Problem statement = Every record must be transcribed in its entirety, apart from the images, which are to be omitted.

-- Start Task data --

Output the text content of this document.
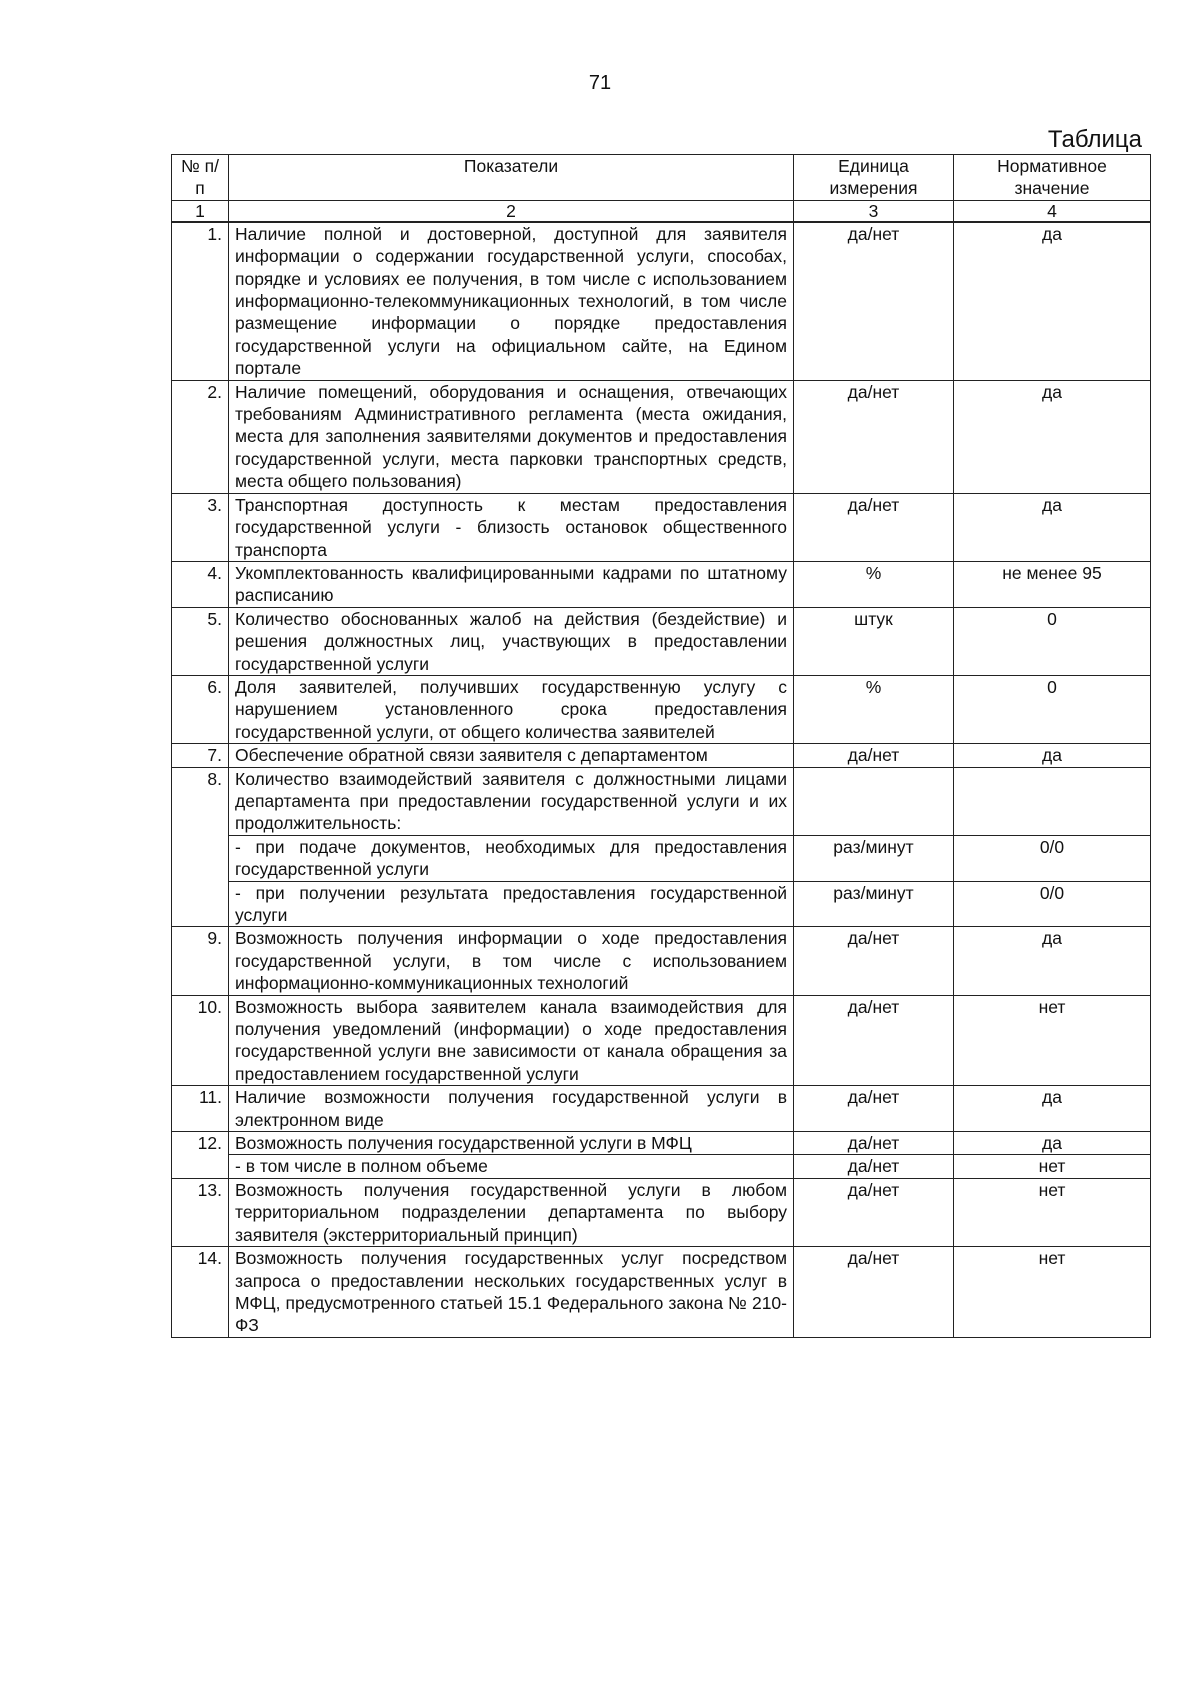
71
Таблица
№ п/п	Показатели	Единица измерения	Нормативное значение
1	2	3	4
1.	Наличие полной и достоверной, доступной для заявителя информации о содержании государственной услуги, способах, порядке и условиях ее получения, в том числе с использованием информационно-телекоммуникационных технологий, в том числе размещение информации о порядке предоставления государственной услуги на официальном сайте, на Едином портале	да/нет	да
2.	Наличие помещений, оборудования и оснащения, отвечающих требованиям Административного регламента (места ожидания, места для заполнения заявителями документов и предоставления государственной услуги, места парковки транспортных средств, места общего пользования)	да/нет	да
3.	Транспортная доступность к местам предоставления государственной услуги - близость остановок общественного транспорта	да/нет	да
4.	Укомплектованность квалифицированными кадрами по штатному расписанию	%	не менее 95
5.	Количество обоснованных жалоб на действия (бездействие) и решения должностных лиц, участвующих в предоставлении государственной услуги	штук	0
6.	Доля заявителей, получивших государственную услугу с нарушением установленного срока предоставления государственной услуги, от общего количества заявителей	%	0
7.	Обеспечение обратной связи заявителя с департаментом	да/нет	да
8.	Количество взаимодействий заявителя с должностными лицами департамента при предоставлении государственной услуги и их продолжительность:		
	- при подаче документов, необходимых для предоставления государственной услуги	раз/минут	0/0
	- при получении результата предоставления государственной услуги	раз/минут	0/0
9.	Возможность получения информации о ходе предоставления государственной услуги, в том числе с использованием информационно-коммуникационных технологий	да/нет	да
10.	Возможность выбора заявителем канала взаимодействия для получения уведомлений (информации) о ходе предоставления государственной услуги вне зависимости от канала обращения за предоставлением государственной услуги	да/нет	нет
11.	Наличие возможности получения государственной услуги в электронном виде	да/нет	да
12.	Возможность получения государственной услуги в МФЦ	да/нет	да
	- в том числе в полном объеме	да/нет	нет
13.	Возможность получения государственной услуги в любом территориальном подразделении департамента по выбору заявителя (экстерриториальный принцип)	да/нет	нет
14.	Возможность получения государственных услуг посредством запроса о предоставлении нескольких государственных услуг в МФЦ, предусмотренного статьей 15.1 Федерального закона № 210-ФЗ	да/нет	нет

-- End Task data --

Correct response =
Output the text content of this document.
71
Таблица
№ п/п	Показатели	Единица измерения	Нормативное значение
1	2	3	4
1.	Наличие полной и достоверной, доступной для заявителя информации о содержании государственной услуги, способах, порядке и условиях ее получения, в том числе с использованием информационно-телекоммуникационных технологий, в том числе размещение информации о порядке предоставления государственной услуги на официальном сайте, на Едином портале	да/нет	да
2.	Наличие помещений, оборудования и оснащения, отвечающих требованиям Административного регламента (места ожидания, места для заполнения заявителями документов и предоставления государственной услуги, места парковки транспортных средств, места общего пользования)	да/нет	да
3.	Транспортная доступность к местам предоставления государственной услуги - близость остановок общественного транспорта	да/нет	да
4.	Укомплектованность квалифицированными кадрами по штатному расписанию	%	не менее 95
5.	Количество обоснованных жалоб на действия (бездействие) и решения должностных лиц, участвующих в предоставлении государственной услуги	штук	0
6.	Доля заявителей, получивших государственную услугу с нарушением установленного срока предоставления государственной услуги, от общего количества заявителей	%	0
7.	Обеспечение обратной связи заявителя с департаментом	да/нет	да
8.	Количество взаимодействий заявителя с должностными лицами департамента при предоставлении государственной услуги и их продолжительность:		
	- при подаче документов, необходимых для предоставления государственной услуги	раз/минут	0/0
	- при получении результата предоставления государственной услуги	раз/минут	0/0
9.	Возможность получения информации о ходе предоставления государственной услуги, в том числе с использованием информационно-коммуникационных технологий	да/нет	да
10.	Возможность выбора заявителем канала взаимодействия для получения уведомлений (информации) о ходе предоставления государственной услуги вне зависимости от канала обращения за предоставлением государственной услуги	да/нет	нет
11.	Наличие возможности получения государственной услуги в электронном виде	да/нет	да
12.	Возможность получения государственной услуги в МФЦ	да/нет	да
	- в том числе в полном объеме	да/нет	нет
13.	Возможность получения государственной услуги в любом территориальном подразделении департамента по выбору заявителя (экстерриториальный принцип)	да/нет	нет
14.	Возможность получения государственных услуг посредством запроса о предоставлении нескольких государственных услуг в МФЦ, предусмотренного статьей 15.1 Федерального закона № 210-ФЗ	да/нет	нет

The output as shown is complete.